--- Records that describe figures ---

>> start

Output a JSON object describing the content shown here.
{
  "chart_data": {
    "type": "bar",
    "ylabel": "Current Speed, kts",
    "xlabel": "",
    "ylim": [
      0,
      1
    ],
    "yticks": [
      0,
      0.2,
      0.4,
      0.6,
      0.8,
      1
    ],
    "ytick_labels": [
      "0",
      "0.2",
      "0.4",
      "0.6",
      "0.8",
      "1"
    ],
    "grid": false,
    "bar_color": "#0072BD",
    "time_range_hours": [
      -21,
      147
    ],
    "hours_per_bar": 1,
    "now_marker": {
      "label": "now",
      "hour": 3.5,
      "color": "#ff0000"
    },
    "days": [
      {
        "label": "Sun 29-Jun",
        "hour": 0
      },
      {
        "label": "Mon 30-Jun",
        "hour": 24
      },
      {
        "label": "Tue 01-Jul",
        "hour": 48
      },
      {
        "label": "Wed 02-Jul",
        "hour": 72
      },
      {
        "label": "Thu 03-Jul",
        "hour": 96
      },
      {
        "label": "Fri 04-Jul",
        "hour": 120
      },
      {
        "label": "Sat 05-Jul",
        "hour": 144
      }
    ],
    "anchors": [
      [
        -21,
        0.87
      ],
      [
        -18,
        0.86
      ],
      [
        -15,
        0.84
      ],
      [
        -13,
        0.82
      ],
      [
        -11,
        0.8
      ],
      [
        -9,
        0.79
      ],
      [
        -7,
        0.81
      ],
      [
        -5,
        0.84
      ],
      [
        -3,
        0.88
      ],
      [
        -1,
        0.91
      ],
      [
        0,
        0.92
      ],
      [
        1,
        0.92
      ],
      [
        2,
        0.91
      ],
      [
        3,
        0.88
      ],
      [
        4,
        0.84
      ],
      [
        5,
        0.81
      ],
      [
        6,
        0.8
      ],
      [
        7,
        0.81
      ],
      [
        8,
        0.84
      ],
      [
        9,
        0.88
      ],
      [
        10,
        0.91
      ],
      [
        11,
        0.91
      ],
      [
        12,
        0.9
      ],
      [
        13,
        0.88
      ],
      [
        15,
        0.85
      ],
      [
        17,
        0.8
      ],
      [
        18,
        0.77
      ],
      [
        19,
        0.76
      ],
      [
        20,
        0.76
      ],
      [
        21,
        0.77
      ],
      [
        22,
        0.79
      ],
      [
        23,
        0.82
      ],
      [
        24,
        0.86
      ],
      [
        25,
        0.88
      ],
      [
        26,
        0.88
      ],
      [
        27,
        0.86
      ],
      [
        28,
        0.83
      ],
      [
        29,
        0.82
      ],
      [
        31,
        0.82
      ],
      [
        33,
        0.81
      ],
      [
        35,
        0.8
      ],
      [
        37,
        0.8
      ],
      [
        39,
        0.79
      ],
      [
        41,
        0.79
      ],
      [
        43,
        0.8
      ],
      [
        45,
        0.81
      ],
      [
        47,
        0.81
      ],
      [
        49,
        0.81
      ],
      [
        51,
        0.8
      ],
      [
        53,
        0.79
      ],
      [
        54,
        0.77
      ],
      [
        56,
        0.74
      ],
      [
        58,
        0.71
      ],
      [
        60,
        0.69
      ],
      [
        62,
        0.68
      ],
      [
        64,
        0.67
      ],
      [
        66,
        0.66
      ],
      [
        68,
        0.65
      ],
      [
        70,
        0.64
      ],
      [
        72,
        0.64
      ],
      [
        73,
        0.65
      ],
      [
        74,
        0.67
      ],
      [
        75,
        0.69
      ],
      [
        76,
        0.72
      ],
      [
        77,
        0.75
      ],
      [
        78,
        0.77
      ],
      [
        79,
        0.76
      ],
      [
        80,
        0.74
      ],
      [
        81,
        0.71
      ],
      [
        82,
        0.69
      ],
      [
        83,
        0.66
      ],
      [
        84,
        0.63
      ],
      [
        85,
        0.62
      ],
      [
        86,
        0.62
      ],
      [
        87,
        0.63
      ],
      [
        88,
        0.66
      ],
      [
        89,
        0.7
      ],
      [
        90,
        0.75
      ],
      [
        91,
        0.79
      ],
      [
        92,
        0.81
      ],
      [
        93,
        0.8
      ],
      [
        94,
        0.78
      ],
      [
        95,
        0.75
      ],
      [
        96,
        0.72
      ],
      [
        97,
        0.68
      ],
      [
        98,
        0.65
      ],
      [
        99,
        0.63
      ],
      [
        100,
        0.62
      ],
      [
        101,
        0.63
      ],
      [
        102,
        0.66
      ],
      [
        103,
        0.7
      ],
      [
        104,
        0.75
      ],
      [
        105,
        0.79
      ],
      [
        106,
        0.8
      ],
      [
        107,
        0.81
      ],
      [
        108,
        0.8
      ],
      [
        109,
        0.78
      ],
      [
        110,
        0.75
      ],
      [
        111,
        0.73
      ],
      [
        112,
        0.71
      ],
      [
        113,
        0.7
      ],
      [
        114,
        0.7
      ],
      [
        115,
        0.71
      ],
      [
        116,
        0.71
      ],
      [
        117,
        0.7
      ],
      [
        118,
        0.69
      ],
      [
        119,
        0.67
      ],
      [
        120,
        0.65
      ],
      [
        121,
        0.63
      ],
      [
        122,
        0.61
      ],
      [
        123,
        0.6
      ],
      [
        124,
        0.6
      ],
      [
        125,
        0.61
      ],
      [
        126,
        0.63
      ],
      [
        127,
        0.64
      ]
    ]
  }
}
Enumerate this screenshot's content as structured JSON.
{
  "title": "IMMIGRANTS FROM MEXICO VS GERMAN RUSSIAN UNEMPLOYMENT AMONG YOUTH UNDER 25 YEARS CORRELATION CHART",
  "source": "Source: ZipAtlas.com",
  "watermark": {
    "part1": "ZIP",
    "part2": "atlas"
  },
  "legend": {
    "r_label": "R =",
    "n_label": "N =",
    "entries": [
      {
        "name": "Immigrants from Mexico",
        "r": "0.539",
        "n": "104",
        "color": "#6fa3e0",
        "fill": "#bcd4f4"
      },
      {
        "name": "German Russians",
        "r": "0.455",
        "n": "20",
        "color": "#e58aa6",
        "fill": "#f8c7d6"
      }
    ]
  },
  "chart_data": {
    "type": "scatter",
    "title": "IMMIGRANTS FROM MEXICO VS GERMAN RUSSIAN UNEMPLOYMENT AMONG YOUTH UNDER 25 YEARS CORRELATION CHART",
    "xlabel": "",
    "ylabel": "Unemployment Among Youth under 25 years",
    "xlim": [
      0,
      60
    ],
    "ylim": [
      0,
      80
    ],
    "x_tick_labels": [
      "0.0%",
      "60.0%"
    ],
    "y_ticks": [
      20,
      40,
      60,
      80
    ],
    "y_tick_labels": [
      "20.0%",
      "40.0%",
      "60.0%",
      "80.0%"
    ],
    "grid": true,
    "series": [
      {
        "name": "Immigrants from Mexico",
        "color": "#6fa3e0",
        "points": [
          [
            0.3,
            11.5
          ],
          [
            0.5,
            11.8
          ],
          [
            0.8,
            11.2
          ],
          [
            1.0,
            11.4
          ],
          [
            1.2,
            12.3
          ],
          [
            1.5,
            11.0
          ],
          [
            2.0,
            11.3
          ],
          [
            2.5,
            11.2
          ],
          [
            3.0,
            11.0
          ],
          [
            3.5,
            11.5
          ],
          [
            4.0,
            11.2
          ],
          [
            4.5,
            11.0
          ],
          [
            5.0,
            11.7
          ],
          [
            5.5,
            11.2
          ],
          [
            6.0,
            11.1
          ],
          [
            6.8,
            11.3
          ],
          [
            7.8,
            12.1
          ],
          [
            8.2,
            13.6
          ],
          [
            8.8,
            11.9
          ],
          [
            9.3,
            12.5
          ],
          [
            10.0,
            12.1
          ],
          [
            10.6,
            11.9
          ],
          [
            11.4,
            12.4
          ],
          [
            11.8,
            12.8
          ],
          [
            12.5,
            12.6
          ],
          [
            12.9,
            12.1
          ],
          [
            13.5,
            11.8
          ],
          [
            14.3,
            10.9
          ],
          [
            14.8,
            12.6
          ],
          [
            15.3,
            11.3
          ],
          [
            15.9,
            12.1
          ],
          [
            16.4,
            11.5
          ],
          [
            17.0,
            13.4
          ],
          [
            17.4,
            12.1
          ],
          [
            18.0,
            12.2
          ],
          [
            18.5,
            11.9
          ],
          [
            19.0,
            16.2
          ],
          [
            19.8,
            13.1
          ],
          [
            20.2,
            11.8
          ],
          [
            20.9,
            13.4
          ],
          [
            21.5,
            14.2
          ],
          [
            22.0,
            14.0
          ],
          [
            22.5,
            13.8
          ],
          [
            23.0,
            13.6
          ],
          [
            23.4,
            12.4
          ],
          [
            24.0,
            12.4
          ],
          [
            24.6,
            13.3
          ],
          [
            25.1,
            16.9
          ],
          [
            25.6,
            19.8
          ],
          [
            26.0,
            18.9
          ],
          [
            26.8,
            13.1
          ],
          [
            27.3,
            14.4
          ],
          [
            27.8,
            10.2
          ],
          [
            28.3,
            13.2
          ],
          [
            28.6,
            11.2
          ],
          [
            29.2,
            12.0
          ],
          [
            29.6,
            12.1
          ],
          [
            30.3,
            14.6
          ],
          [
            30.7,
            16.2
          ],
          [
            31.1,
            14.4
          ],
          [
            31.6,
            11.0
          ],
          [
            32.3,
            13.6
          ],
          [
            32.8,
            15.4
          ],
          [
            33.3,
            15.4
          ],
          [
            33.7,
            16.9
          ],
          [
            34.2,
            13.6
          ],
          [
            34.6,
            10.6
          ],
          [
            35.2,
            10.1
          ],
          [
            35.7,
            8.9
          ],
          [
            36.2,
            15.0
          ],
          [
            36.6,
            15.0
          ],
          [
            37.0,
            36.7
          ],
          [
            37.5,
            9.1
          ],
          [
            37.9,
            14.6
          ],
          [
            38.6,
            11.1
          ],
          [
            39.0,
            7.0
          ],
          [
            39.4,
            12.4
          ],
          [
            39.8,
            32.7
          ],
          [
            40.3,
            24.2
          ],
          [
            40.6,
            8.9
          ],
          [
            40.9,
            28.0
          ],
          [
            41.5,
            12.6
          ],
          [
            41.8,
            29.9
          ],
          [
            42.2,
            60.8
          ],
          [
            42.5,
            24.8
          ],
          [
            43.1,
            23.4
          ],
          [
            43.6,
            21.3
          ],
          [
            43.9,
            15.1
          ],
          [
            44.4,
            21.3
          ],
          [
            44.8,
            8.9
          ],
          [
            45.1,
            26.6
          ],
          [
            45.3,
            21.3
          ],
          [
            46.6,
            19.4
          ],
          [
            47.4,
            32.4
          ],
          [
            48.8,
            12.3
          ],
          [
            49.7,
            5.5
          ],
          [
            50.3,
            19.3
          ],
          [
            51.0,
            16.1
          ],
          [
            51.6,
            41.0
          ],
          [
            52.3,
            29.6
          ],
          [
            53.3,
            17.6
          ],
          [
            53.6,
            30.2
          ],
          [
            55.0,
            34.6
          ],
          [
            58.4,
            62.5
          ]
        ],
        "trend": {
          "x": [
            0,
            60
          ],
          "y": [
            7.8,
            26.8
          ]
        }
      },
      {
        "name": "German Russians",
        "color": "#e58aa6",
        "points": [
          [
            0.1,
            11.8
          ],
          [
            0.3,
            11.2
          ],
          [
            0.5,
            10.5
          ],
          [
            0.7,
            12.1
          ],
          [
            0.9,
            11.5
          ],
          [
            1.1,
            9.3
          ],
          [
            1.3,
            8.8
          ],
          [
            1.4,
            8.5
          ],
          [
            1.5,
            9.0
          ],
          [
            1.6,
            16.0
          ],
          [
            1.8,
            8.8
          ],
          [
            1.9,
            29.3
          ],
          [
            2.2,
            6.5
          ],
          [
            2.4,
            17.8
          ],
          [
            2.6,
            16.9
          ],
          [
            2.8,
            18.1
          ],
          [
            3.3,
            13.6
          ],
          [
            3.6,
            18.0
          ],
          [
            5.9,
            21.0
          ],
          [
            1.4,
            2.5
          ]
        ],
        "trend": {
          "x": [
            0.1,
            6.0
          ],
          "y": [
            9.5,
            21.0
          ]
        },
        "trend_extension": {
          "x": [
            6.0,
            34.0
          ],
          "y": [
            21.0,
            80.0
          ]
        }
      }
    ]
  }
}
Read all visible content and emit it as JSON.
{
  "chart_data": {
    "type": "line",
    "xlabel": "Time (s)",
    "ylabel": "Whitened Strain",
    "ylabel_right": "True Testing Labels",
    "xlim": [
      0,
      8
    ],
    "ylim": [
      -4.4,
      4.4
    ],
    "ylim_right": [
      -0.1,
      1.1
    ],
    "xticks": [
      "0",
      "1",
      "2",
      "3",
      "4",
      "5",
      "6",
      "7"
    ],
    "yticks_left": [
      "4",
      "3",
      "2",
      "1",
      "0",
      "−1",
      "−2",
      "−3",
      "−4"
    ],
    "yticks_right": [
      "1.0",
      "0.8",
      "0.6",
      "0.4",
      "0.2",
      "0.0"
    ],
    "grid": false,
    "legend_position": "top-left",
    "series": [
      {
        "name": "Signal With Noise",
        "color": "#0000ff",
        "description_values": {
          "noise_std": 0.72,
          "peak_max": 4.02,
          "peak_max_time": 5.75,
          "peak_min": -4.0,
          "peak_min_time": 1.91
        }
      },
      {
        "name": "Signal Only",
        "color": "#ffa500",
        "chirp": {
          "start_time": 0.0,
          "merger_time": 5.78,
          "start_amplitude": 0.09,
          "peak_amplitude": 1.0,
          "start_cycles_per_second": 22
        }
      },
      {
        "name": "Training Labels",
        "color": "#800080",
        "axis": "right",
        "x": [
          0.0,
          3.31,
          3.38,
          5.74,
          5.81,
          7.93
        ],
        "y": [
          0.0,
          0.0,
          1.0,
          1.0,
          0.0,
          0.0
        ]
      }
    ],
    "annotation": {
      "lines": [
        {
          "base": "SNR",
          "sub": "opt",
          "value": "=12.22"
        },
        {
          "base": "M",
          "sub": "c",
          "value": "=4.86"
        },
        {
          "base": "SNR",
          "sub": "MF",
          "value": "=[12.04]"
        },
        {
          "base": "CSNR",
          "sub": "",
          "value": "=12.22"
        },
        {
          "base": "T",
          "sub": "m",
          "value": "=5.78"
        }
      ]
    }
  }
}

>> end

--- THE REQUEST ---
Extract from the data every line where "name" shows up.

--- RESULT OF THIS TASK ---
        "name": "Immigrants from Mexico",
        "name": "German Russians",
        "name": "Immigrants from Mexico",
        "name": "German Russians",
        "name": "Signal With Noise",
        "name": "Signal Only",
        "name": "Training Labels",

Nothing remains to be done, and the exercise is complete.